Directions for this task — Print the lines below unchanged, leaving out the pictures.

─── Input records

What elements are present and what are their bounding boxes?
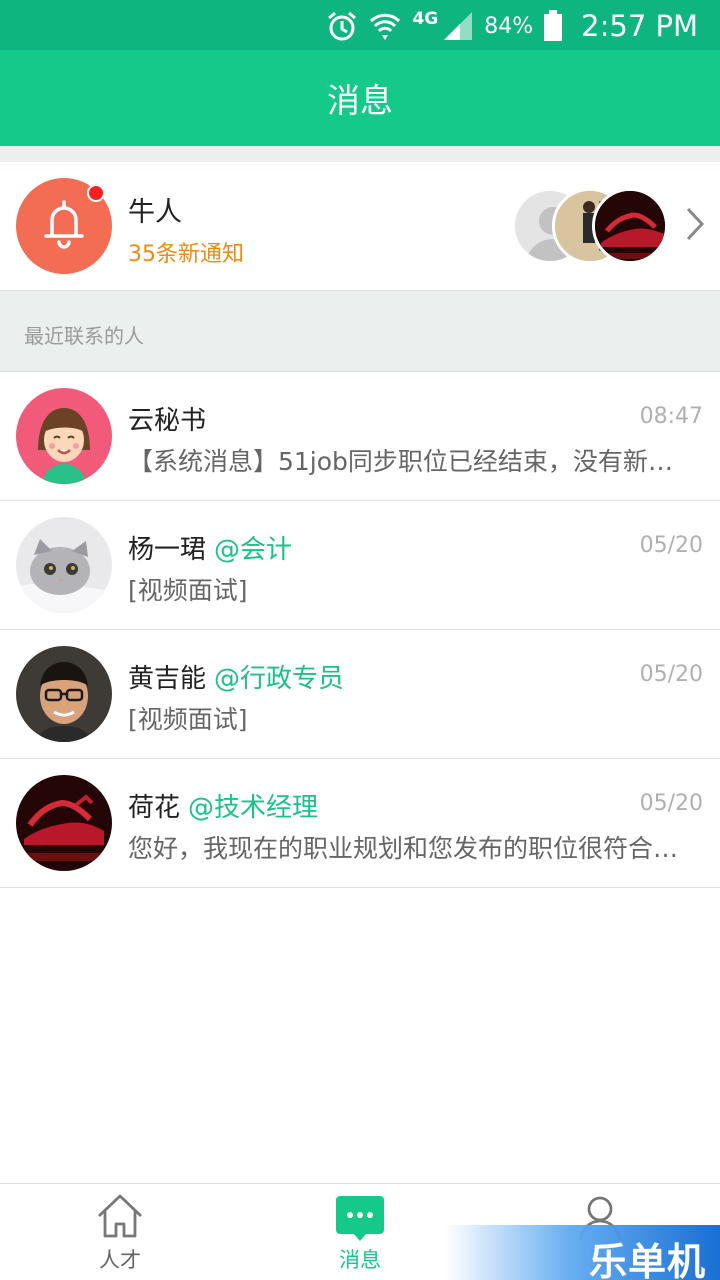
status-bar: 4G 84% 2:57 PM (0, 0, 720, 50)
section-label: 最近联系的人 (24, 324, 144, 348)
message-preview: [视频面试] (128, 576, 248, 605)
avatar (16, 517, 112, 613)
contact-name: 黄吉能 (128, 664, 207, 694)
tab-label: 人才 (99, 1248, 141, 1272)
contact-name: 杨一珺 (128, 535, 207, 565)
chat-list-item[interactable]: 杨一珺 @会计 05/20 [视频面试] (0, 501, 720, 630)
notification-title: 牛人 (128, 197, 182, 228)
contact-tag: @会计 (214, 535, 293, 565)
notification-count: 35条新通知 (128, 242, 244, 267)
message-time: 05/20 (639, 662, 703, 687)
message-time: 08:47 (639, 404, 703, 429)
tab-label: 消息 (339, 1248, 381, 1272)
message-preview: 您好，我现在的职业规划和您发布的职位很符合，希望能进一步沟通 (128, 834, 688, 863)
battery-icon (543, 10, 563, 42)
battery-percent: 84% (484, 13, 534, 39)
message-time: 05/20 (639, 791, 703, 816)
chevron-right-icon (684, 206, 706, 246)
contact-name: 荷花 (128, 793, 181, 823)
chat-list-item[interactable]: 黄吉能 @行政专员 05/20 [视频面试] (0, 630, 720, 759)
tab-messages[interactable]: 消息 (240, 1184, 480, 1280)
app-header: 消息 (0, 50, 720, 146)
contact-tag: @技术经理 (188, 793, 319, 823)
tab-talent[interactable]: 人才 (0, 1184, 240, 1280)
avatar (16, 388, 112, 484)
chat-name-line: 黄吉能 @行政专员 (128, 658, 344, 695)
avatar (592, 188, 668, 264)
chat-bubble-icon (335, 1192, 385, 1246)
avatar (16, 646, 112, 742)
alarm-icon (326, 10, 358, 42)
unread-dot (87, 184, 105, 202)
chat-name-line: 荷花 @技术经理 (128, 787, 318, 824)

──────

Output —
What elements are present and what are their bounding boxes?
status-bar: 4G 84% 2:57 PM (0, 0, 720, 50)
section-label: 最近联系的人 (24, 324, 144, 348)
message-preview: [视频面试] (128, 576, 248, 605)
avatar (16, 517, 112, 613)
contact-name: 黄吉能 (128, 664, 207, 694)
tab-label: 人才 (99, 1248, 141, 1272)
contact-name: 杨一珺 (128, 535, 207, 565)
chat-list-item[interactable]: 杨一珺 @会计 05/20 [视频面试] (0, 501, 720, 630)
notification-title: 牛人 (128, 197, 182, 228)
contact-tag: @会计 (214, 535, 293, 565)
notification-count: 35条新通知 (128, 242, 244, 267)
message-time: 05/20 (639, 662, 703, 687)
message-time: 08:47 (639, 404, 703, 429)
tab-label: 消息 (339, 1248, 381, 1272)
message-preview: 您好，我现在的职业规划和您发布的职位很符合，希望能进一步沟通 (128, 834, 688, 863)
battery-icon (543, 10, 563, 42)
battery-percent: 84% (484, 13, 534, 39)
message-time: 05/20 (639, 791, 703, 816)
chevron-right-icon (684, 206, 706, 246)
contact-name: 荷花 (128, 793, 181, 823)
chat-list-item[interactable]: 黄吉能 @行政专员 05/20 [视频面试] (0, 630, 720, 759)
tab-messages[interactable]: 消息 (240, 1184, 480, 1280)
app-header: 消息 (0, 50, 720, 146)
contact-tag: @技术经理 (188, 793, 319, 823)
tab-talent[interactable]: 人才 (0, 1184, 240, 1280)
avatar (16, 388, 112, 484)
chat-name-line: 黄吉能 @行政专员 (128, 658, 344, 695)
avatar (592, 188, 668, 264)
chat-bubble-icon (335, 1192, 385, 1246)
avatar (16, 646, 112, 742)
alarm-icon (326, 10, 358, 42)
unread-dot (87, 184, 105, 202)
chat-name-line: 荷花 @技术经理 (128, 787, 318, 824)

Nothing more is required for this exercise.